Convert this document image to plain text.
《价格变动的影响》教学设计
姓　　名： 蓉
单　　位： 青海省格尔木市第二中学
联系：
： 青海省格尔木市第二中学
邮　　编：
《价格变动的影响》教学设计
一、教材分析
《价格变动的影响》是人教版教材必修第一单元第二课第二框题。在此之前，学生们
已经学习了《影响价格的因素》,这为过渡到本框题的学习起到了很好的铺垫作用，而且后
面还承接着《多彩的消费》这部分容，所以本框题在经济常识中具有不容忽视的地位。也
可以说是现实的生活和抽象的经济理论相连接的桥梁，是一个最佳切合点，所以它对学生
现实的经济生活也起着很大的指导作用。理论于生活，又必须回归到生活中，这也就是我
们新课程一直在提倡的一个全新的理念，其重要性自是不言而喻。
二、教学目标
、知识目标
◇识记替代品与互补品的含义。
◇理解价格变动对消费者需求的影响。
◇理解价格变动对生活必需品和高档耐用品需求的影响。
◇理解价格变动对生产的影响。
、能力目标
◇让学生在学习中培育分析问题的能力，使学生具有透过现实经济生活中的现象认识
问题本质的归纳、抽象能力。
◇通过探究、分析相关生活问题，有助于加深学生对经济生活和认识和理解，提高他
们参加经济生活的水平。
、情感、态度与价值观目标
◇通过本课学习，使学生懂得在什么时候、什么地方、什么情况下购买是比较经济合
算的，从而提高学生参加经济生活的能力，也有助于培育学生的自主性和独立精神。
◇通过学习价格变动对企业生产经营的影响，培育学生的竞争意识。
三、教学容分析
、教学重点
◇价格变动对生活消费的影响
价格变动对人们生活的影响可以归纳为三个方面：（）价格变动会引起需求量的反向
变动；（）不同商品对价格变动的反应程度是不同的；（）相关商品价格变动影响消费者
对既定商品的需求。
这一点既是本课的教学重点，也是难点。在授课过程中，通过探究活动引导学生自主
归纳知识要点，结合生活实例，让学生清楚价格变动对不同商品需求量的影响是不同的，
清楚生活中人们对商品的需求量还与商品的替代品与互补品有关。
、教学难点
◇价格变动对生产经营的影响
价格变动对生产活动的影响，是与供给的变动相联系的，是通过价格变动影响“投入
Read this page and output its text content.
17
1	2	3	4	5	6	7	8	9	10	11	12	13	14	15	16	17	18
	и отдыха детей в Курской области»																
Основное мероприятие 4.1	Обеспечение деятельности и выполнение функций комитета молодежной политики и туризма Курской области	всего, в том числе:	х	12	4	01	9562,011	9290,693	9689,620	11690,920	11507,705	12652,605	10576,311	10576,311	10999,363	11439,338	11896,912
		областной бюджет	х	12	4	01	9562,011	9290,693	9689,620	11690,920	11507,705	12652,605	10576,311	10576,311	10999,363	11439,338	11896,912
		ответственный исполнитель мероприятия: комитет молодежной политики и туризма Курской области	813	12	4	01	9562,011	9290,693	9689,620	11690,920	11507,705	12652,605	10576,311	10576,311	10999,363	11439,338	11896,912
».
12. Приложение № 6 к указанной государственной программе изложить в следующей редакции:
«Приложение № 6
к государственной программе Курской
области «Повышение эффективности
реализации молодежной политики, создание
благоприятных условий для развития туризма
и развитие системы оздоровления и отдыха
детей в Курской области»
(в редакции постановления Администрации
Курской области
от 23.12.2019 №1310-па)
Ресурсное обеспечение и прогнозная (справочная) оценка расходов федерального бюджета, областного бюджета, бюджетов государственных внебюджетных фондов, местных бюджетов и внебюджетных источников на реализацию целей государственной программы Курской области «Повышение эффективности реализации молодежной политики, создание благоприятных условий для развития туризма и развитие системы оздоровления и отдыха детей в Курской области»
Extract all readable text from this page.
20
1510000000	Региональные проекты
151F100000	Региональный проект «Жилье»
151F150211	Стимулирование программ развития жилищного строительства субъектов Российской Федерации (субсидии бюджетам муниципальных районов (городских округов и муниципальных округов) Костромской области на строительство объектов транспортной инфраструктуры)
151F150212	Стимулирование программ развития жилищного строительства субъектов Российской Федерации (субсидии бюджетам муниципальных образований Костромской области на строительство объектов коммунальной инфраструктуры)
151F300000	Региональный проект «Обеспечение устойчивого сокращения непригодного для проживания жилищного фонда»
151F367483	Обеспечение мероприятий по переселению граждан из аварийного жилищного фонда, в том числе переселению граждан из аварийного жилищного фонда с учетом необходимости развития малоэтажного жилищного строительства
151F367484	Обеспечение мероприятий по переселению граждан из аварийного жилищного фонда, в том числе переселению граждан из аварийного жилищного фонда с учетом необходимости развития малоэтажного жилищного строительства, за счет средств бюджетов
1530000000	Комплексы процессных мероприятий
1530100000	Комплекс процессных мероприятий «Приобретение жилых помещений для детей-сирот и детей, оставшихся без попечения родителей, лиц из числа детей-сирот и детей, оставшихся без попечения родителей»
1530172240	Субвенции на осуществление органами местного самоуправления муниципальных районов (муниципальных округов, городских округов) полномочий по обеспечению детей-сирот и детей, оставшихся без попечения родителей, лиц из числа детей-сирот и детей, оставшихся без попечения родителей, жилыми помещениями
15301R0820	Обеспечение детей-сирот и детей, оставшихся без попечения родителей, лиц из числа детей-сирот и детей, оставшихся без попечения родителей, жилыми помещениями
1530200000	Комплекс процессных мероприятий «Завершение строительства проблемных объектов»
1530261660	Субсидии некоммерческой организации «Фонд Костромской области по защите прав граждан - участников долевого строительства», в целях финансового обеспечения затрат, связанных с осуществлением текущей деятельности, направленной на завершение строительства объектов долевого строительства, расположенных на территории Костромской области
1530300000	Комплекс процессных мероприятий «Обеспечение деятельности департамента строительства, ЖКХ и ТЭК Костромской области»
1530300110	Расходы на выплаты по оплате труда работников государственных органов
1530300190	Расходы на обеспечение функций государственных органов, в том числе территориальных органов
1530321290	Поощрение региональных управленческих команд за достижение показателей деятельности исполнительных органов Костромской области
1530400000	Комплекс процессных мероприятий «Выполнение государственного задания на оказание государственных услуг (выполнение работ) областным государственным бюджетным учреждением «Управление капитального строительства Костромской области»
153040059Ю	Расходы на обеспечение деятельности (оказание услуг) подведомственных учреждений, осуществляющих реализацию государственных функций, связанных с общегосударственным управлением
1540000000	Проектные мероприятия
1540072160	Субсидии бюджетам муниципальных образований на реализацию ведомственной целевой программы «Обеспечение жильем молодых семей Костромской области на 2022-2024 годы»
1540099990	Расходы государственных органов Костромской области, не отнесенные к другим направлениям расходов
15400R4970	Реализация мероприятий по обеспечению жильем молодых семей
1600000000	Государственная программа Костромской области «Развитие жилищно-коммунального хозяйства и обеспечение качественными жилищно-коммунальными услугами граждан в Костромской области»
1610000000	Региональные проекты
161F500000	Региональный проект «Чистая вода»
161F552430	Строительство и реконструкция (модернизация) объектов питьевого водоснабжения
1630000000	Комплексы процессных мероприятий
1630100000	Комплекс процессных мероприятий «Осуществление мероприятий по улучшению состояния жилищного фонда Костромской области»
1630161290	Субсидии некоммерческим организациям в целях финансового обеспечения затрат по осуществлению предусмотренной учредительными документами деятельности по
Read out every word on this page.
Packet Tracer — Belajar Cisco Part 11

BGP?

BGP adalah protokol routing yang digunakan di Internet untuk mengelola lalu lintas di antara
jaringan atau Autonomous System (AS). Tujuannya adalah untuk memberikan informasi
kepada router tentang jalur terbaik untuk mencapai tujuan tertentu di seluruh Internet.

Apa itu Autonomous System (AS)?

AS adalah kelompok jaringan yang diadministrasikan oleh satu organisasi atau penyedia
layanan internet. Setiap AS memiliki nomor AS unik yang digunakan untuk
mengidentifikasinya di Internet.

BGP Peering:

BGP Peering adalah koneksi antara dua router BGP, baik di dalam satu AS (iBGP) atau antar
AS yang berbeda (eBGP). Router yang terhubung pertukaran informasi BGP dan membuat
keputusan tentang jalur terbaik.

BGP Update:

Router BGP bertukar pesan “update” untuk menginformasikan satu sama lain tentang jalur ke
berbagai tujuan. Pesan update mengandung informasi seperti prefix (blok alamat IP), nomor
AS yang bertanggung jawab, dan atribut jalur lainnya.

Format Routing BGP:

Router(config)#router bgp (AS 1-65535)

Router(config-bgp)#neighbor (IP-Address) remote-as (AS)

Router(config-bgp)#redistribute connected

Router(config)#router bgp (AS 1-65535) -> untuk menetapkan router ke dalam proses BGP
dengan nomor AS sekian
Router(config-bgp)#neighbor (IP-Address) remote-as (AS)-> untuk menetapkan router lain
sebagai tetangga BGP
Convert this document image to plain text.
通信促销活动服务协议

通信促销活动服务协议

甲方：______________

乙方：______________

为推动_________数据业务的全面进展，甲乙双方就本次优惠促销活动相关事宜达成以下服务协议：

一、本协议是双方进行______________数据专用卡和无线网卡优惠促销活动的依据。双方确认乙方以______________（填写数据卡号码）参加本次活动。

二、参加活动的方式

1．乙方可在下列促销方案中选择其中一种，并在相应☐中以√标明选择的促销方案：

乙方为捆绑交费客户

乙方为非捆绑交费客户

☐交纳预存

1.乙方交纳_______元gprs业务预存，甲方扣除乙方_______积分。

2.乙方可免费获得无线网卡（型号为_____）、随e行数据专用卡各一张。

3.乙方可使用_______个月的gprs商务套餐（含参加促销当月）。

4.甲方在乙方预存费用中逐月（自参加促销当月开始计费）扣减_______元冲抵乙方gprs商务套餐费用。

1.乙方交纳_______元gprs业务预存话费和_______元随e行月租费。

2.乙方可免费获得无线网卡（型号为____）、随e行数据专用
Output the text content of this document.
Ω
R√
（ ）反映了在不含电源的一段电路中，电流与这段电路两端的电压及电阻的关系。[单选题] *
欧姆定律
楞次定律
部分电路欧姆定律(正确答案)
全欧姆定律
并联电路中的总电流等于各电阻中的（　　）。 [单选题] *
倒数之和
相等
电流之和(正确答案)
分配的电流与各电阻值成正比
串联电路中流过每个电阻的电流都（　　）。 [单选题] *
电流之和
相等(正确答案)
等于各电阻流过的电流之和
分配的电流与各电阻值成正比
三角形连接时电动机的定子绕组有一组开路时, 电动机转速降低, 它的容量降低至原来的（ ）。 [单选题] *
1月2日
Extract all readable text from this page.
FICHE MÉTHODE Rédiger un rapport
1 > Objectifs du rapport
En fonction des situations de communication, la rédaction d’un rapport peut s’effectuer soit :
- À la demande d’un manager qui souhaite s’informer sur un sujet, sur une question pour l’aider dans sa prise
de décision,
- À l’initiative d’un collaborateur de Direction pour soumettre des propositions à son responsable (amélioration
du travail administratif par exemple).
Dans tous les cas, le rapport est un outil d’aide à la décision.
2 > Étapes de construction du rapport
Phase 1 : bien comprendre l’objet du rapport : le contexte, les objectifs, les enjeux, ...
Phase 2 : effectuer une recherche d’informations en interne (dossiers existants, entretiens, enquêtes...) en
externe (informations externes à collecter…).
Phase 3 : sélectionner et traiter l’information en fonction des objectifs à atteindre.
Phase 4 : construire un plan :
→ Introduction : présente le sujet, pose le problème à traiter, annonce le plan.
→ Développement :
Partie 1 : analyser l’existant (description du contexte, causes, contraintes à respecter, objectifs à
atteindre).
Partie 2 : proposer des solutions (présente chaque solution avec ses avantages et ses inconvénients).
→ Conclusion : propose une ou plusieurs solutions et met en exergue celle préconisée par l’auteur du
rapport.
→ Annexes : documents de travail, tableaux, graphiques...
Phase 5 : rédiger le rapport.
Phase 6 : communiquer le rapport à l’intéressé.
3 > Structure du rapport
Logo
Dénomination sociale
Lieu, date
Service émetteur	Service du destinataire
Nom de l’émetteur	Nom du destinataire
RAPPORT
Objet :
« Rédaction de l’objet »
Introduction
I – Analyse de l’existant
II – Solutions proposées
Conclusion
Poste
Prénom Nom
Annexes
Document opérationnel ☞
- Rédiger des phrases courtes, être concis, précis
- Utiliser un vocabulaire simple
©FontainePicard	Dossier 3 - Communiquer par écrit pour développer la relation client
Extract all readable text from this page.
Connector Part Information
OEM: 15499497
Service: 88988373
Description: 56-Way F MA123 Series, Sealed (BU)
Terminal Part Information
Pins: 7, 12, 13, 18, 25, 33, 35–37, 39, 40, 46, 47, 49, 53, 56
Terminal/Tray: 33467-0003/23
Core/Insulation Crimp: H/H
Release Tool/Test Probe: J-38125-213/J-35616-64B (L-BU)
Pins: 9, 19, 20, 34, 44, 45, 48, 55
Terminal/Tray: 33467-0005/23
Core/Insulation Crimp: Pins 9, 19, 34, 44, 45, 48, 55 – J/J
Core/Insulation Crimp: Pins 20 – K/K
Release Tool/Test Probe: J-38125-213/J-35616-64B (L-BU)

Aim —
Determine how many lines of the records above contain the word "оздоровления", and report only that number.

Problem solution —
2